Print the entries below word for word; the pictures stay out of your copy.

########

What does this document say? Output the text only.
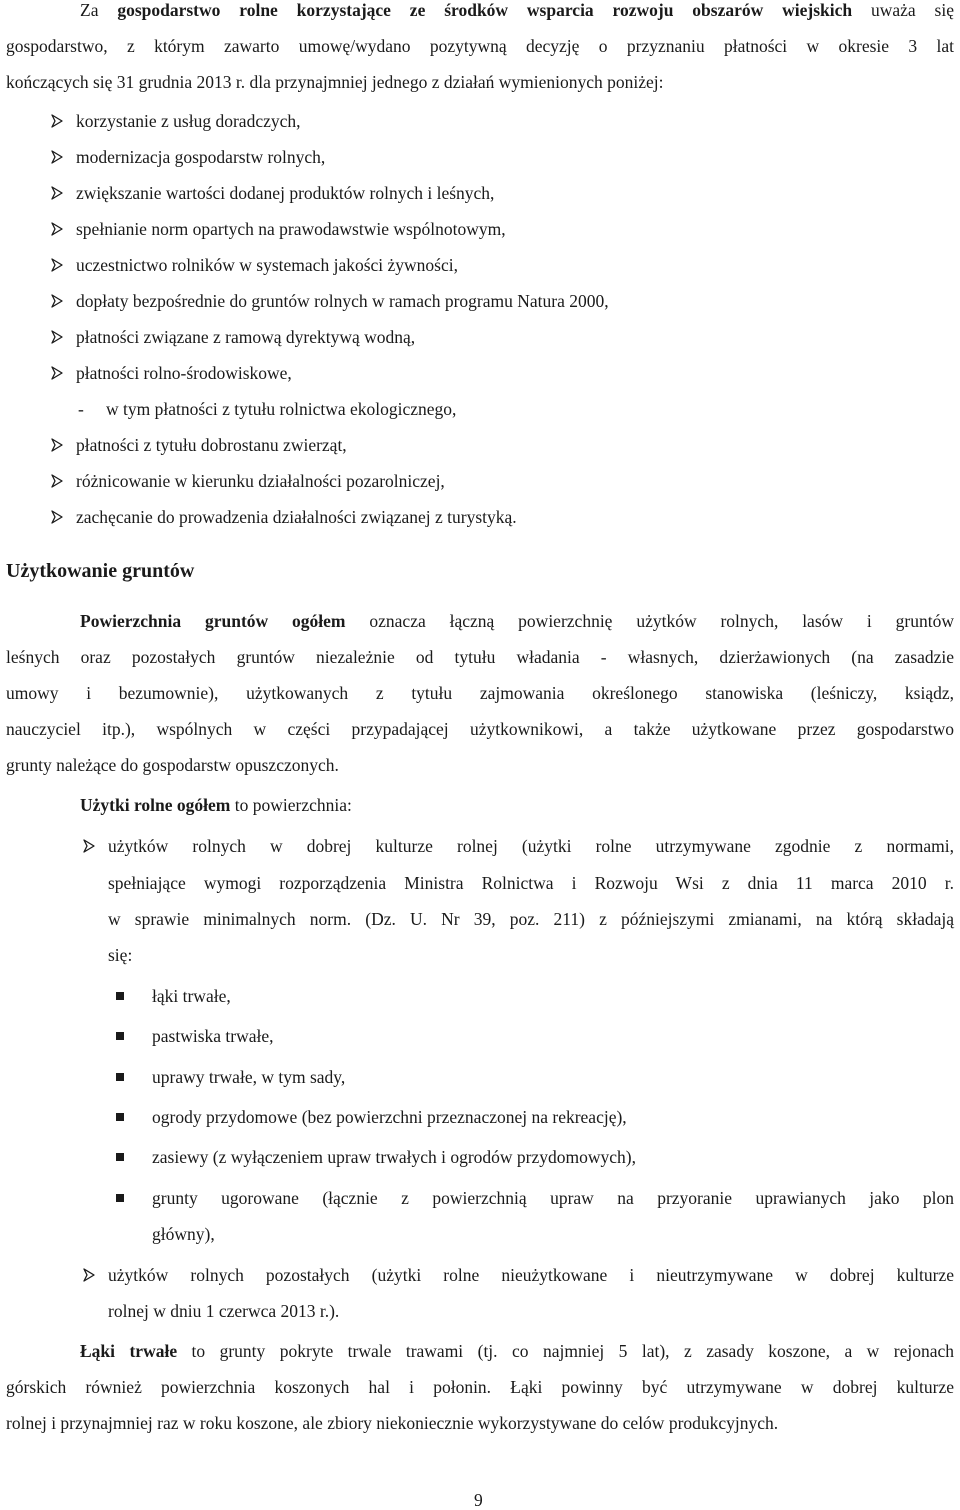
Za gospodarstwo rolne korzystające ze środków wsparcia rozwoju obszarów wiejskich uważa się
gospodarstwo, z którym zawarto umowę/wydano pozytywną decyzję o przyznaniu płatności w okresie 3 lat
kończących się 31 grudnia 2013 r. dla przynajmniej jednego z działań wymienionych poniżej:
korzystanie z usług doradczych,
modernizacja gospodarstw rolnych,
zwiększanie wartości dodanej produktów rolnych i leśnych,
spełnianie norm opartych na prawodawstwie wspólnotowym,
uczestnictwo rolników w systemach jakości żywności,
dopłaty bezpośrednie do gruntów rolnych w ramach programu Natura 2000,
płatności związane z ramową dyrektywą wodną,
płatności rolno-środowiskowe,
- w tym płatności z tytułu rolnictwa ekologicznego,
płatności z tytułu dobrostanu zwierząt,
różnicowanie w kierunku działalności pozarolniczej,
zachęcanie do prowadzenia działalności związanej z turystyką.
Użytkowanie gruntów
Powierzchnia gruntów ogółem oznacza łączną powierzchnię użytków rolnych, lasów i gruntów
leśnych oraz pozostałych gruntów niezależnie od tytułu władania - własnych, dzierżawionych (na zasadzie
umowy i bezumownie), użytkowanych z tytułu zajmowania określonego stanowiska (leśniczy, ksiądz,
nauczyciel itp.), wspólnych w części przypadającej użytkownikowi, a także użytkowane przez gospodarstwo
grunty należące do gospodarstw opuszczonych.
Użytki rolne ogółem to powierzchnia:
użytków rolnych w dobrej kulturze rolnej (użytki rolne utrzymywane zgodnie z normami,
spełniające wymogi rozporządzenia Ministra Rolnictwa i Rozwoju Wsi z dnia 11 marca 2010 r.
w sprawie minimalnych norm. (Dz. U. Nr 39, poz. 211) z późniejszymi zmianami, na którą składają
się:
łąki trwałe,
pastwiska trwałe,
uprawy trwałe, w tym sady,
ogrody przydomowe (bez powierzchni przeznaczonej na rekreację),
zasiewy (z wyłączeniem upraw trwałych i ogrodów przydomowych),
grunty ugorowane (łącznie z powierzchnią upraw na przyoranie uprawianych jako plon
główny),
użytków rolnych pozostałych (użytki rolne nieużytkowane i nieutrzymywane w dobrej kulturze
rolnej w dniu 1 czerwca 2013 r.).
Łąki trwałe to grunty pokryte trwale trawami (tj. co najmniej 5 lat), z zasady koszone, a w rejonach
górskich również powierzchnia koszonych hal i połonin. Łąki powinny być utrzymywane w dobrej kulturze
rolnej i przynajmniej raz w roku koszone, ale zbiory niekoniecznie wykorzystywane do celów produkcyjnych.
9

########

Task answer
What does this document say? Output the text only.
Za gospodarstwo rolne korzystające ze środków wsparcia rozwoju obszarów wiejskich uważa się
gospodarstwo, z którym zawarto umowę/wydano pozytywną decyzję o przyznaniu płatności w okresie 3 lat
kończących się 31 grudnia 2013 r. dla przynajmniej jednego z działań wymienionych poniżej:
korzystanie z usług doradczych,
modernizacja gospodarstw rolnych,
zwiększanie wartości dodanej produktów rolnych i leśnych,
spełnianie norm opartych na prawodawstwie wspólnotowym,
uczestnictwo rolników w systemach jakości żywności,
dopłaty bezpośrednie do gruntów rolnych w ramach programu Natura 2000,
płatności związane z ramową dyrektywą wodną,
płatności rolno-środowiskowe,
- w tym płatności z tytułu rolnictwa ekologicznego,
płatności z tytułu dobrostanu zwierząt,
różnicowanie w kierunku działalności pozarolniczej,
zachęcanie do prowadzenia działalności związanej z turystyką.
Użytkowanie gruntów
Powierzchnia gruntów ogółem oznacza łączną powierzchnię użytków rolnych, lasów i gruntów
leśnych oraz pozostałych gruntów niezależnie od tytułu władania - własnych, dzierżawionych (na zasadzie
umowy i bezumownie), użytkowanych z tytułu zajmowania określonego stanowiska (leśniczy, ksiądz,
nauczyciel itp.), wspólnych w części przypadającej użytkownikowi, a także użytkowane przez gospodarstwo
grunty należące do gospodarstw opuszczonych.
Użytki rolne ogółem to powierzchnia:
użytków rolnych w dobrej kulturze rolnej (użytki rolne utrzymywane zgodnie z normami,
spełniające wymogi rozporządzenia Ministra Rolnictwa i Rozwoju Wsi z dnia 11 marca 2010 r.
w sprawie minimalnych norm. (Dz. U. Nr 39, poz. 211) z późniejszymi zmianami, na którą składają
się:
łąki trwałe,
pastwiska trwałe,
uprawy trwałe, w tym sady,
ogrody przydomowe (bez powierzchni przeznaczonej na rekreację),
zasiewy (z wyłączeniem upraw trwałych i ogrodów przydomowych),
grunty ugorowane (łącznie z powierzchnią upraw na przyoranie uprawianych jako plon
główny),
użytków rolnych pozostałych (użytki rolne nieużytkowane i nieutrzymywane w dobrej kulturze
rolnej w dniu 1 czerwca 2013 r.).
Łąki trwałe to grunty pokryte trwale trawami (tj. co najmniej 5 lat), z zasady koszone, a w rejonach
górskich również powierzchnia koszonych hal i połonin. Łąki powinny być utrzymywane w dobrej kulturze
rolnej i przynajmniej raz w roku koszone, ale zbiory niekoniecznie wykorzystywane do celów produkcyjnych.
9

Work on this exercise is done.